EXERCISE: Wherever "role" appears in a line, copy that line.

## begin ROWS

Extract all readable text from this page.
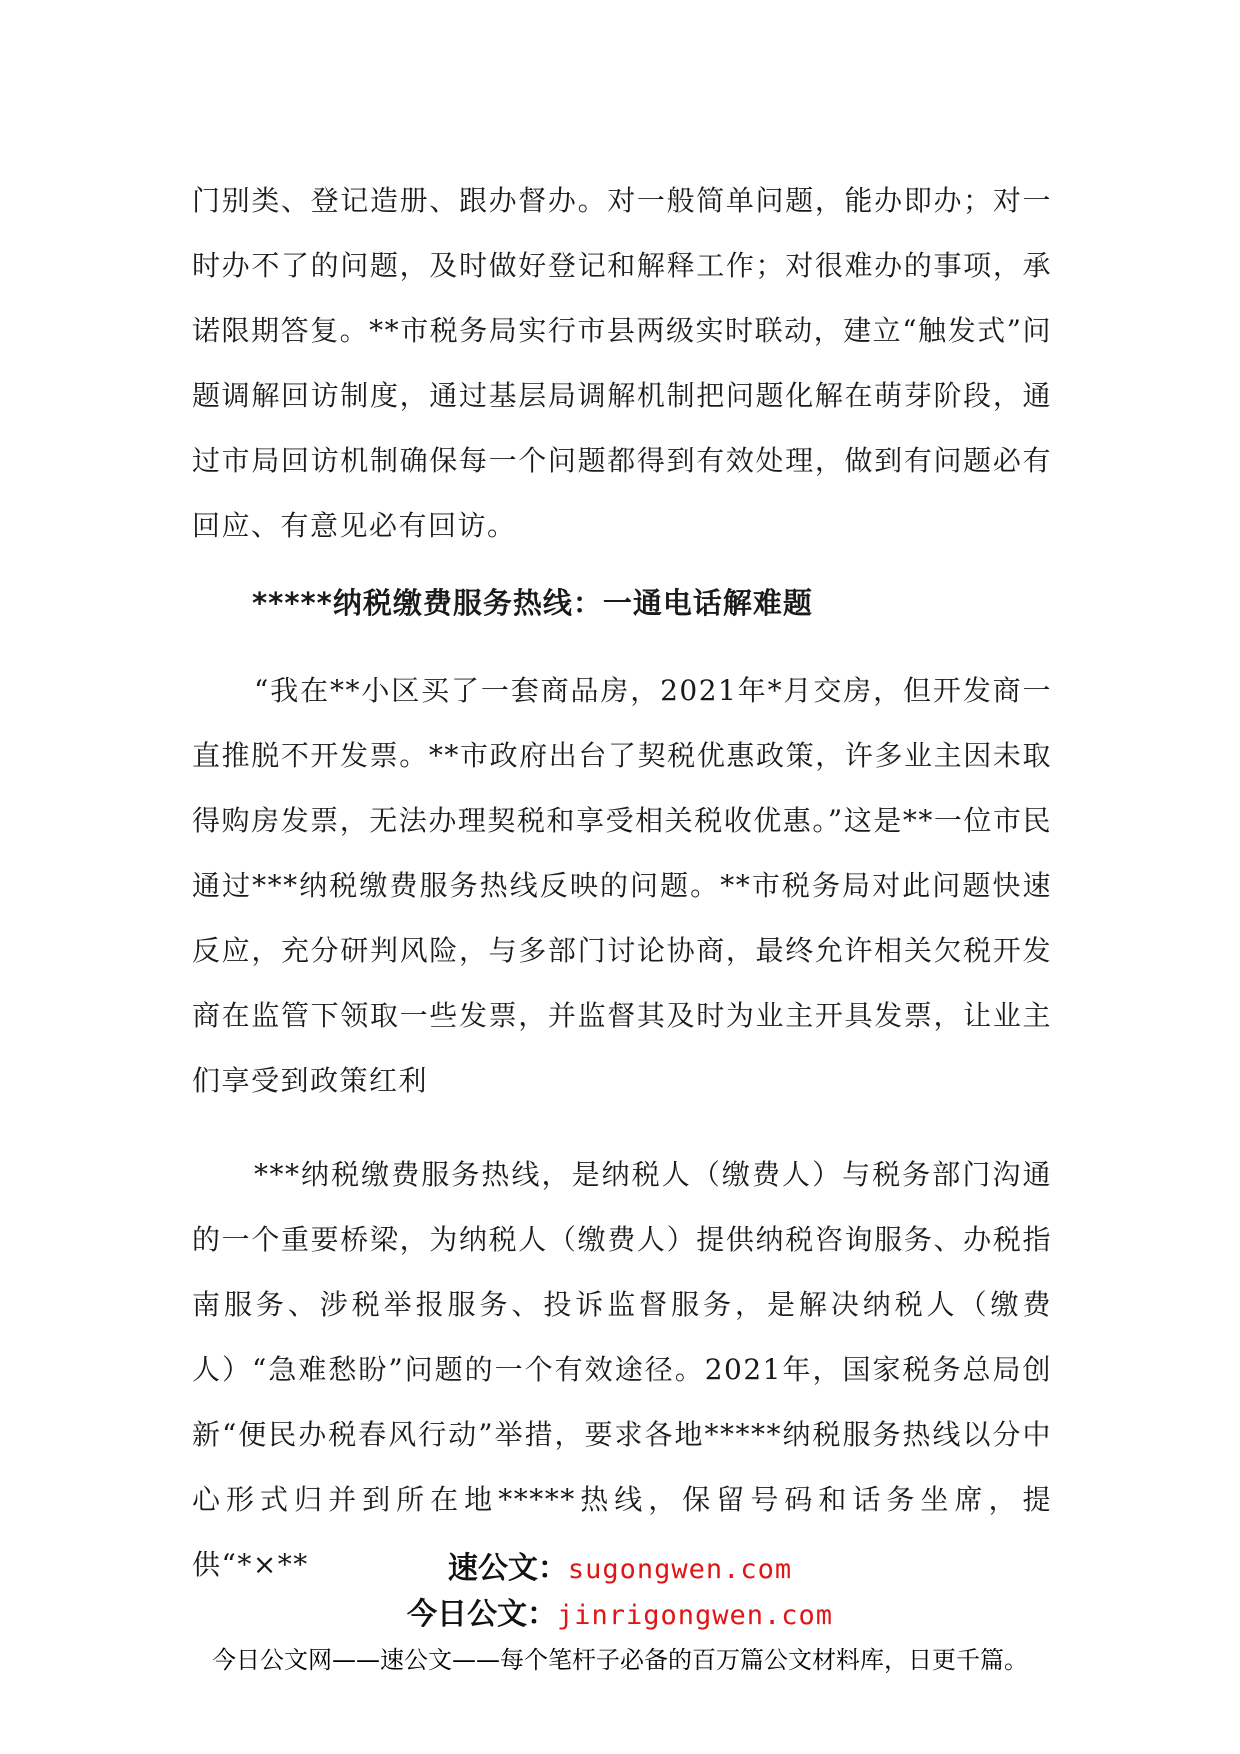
门别类、登记造册、跟办督办。对一般简单问题，能办即办；对一时办不了的问题，及时做好登记和解释工作；对很难办的事项，承诺限期答复。**市税务局实行市县两级实时联动，建立“触发式”问题调解回访制度，通过基层局调解机制把问题化解在萌芽阶段，通过市局回访机制确保每一个问题都得到有效处理，做到有问题必有回应、有意见必有回访。
*****纳税缴费服务热线：一通电话解难题
“我在**小区买了一套商品房，2021年*月交房，但开发商一直推脱不开发票。**市政府出台了契税优惠政策，许多业主因未取得购房发票，无法办理契税和享受相关税收优惠。”这是**一位市民通过***纳税缴费服务热线反映的问题。**市税务局对此问题快速反应，充分研判风险，与多部门讨论协商，最终允许相关欠税开发商在监管下领取一些发票，并监督其及时为业主开具发票，让业主们享受到政策红利
***纳税缴费服务热线，是纳税人（缴费人）与税务部门沟通的一个重要桥梁，为纳税人（缴费人）提供纳税咨询服务、办税指南服务、涉税举报服务、投诉监督服务，是解决纳税人（缴费人）“急难愁盼”问题的一个有效途径。2021年，国家税务总局创新“便民办税春风行动”举措，要求各地*****纳税服务热线以分中心形式归并到所在地*****热线，保留号码和话务坐席，提供“*×**	速公文：sugongwen.com
今日公文：jinrigongwen.com
今日公文网——速公文——每个笔杆子必备的百万篇公文材料库，日更千篇。
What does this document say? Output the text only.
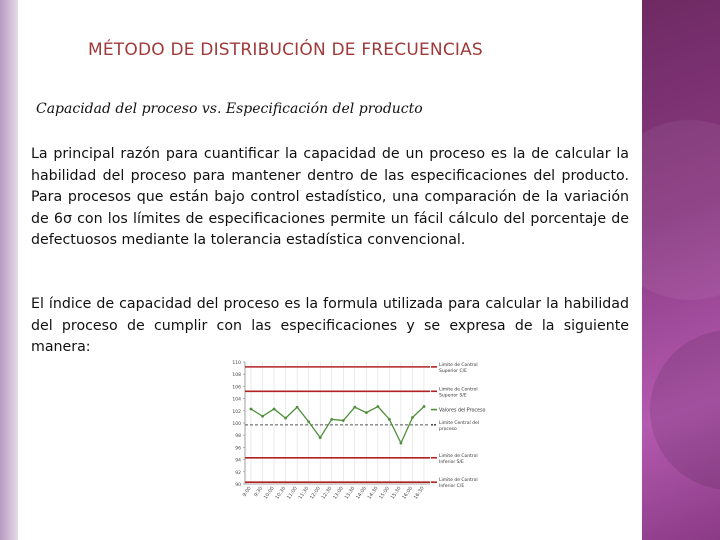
MÉTODO DE DISTRIBUCIÓN DE FRECUENCIAS
Capacidad del proceso vs. Especificación del producto

La principal razón para cuantificar la capacidad de un proceso es la de calcular la habilidad del proceso para mantener dentro de las especificaciones del producto. Para procesos que están bajo control estadístico, una comparación de la variación de 6σ con los límites de especificaciones permite un fácil cálculo del porcentaje de defectuosos mediante la tolerancia estadística convencional.

El índice de capacidad del proceso es la formula utilizada para calcular la habilidad del proceso de cumplir con las especificaciones y se expresa de la siguiente manera:

110
108
106
104
102
100
98
96
94
92
90
Limite de Control
Superior C/E
Limite de Control
Superior S/E
Limite Central del
proceso
Limite de Control
Inferior S/E
Limite de Control
Inferior C/E
Valores del Proceso
9:00 9:30 10:00 10:30 11:00 11:30 12:00 12:30 13:00 13:30 14:00 14:30 15:00 15:30 16:00 16:30
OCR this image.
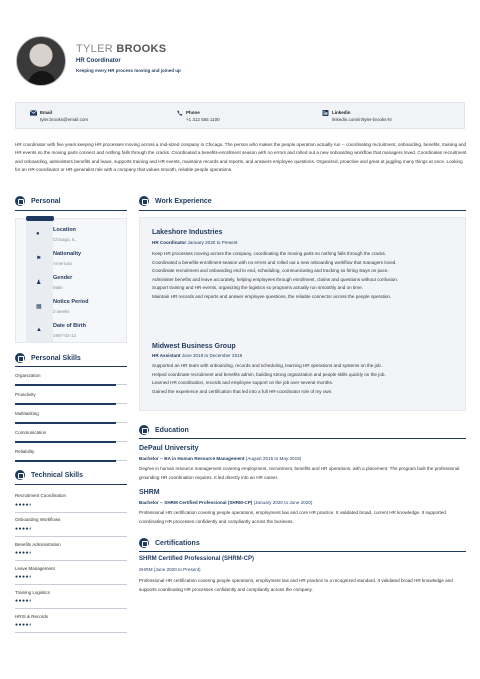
TYLER BROOKS
HR Coordinator
Keeping every HR process moving and joined up
Email
tyler.brooks@email.com
Phone
+1 312 555 1100
Linkedin
linkedin.com/in/tyler-brooks-hr
HR coordinator with five years keeping HR processes moving across a mid-sized company in Chicago. The person who makes the people operation actually run -- coordinating recruitment, onboarding, benefits, training and HR events so the moving parts connect and nothing falls through the cracks. Coordinated a benefits-enrollment season with no errors and rolled out a new onboarding workflow that managers loved. Coordinates recruitment and onboarding, administers benefits and leave, supports training and HR events, maintains records and reports, and answers employee questions. Organized, proactive and great at juggling many things at once. Looking for an HR-coordinator or HR-generalist role with a company that values smooth, reliable people operations.
Personal
●
Location
Chicago, IL
⚑
Nationality
American
♟
Gender
Male
▦
Notice Period
2 weeks
▲
Date of Birth
1997-03-12
Personal Skills
Organization
Proactivity
Multitasking
Communication
Reliability
Technical Skills
Recruitment Coordination
●●●●◐
Onboarding Workflows
●●●●◐
Benefits Administration
●●●●◐
Leave Management
●●●●◐
Training Logistics
●●●●◐
HRIS & Records
●●●●◐
Work Experience
Lakeshore Industries
HR Coordinator January 2020 to Present
Keep HR processes moving across the company, coordinating the moving parts so nothing falls through the cracks.
Coordinated a benefits-enrollment season with no errors and rolled out a new onboarding workflow that managers loved.
Coordinate recruitment and onboarding end to end, scheduling, communicating and tracking so hiring stays on pace.
Administer benefits and leave accurately, helping employees through enrollment, claims and questions without confusion.
Support training and HR events, organizing the logistics so programs actually run smoothly and on time.
Maintain HR records and reports and answer employee questions, the reliable connector across the people operation.
Midwest Business Group
HR Assistant June 2019 to December 2019
Supported an HR team with onboarding, records and scheduling, learning HR operations and systems on the job.
Helped coordinate recruitment and benefits admin, building strong organization and people skills quickly on the job.
Learned HR coordination, records and employee support on the job over several months.
Gained the experience and certification that led into a full HR-coordinator role of my own.
Education
DePaul University
Bachelor -- BA in Human Resource Management (August 2015 to May 2019)
Degree in human resource management covering employment, recruitment, benefits and HR operations, with a placement. The program built the professional grounding HR coordination requires. It led directly into an HR career.
SHRM
Bachelor -- SHRM Certified Professional (SHRM-CP) (January 2020 to June 2020)
Professional HR certification covering people operations, employment law and core HR practice. It validated broad, current HR knowledge. It supported coordinating HR processes confidently and compliantly across the business.
Certifications
SHRM Certified Professional (SHRM-CP)
SHRM (June 2020 to Present)
Professional HR certification covering people operations, employment law and HR practice to a recognized standard. It validated broad HR knowledge and supports coordinating HR processes confidently and compliantly across the company.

## end ROWS

RESPONSE BELOW:
HR coordinator with five years keeping HR processes moving across a mid-sized company in Chicago. The person who makes the people operation actually run -- coordinating recruitment, onboarding, benefits, training and HR events so the moving parts connect and nothing falls through the cracks. Coordinated a benefits-enrollment season with no errors and rolled out a new onboarding workflow that managers loved. Coordinates recruitment and onboarding, administers benefits and leave, supports training and HR events, maintains records and reports, and answers employee questions. Organized, proactive and great at juggling many things at once. Looking for an HR-coordinator or HR-generalist role with a company that values smooth, reliable people operations.
Gained the experience and certification that led into a full HR-coordinator role of my own.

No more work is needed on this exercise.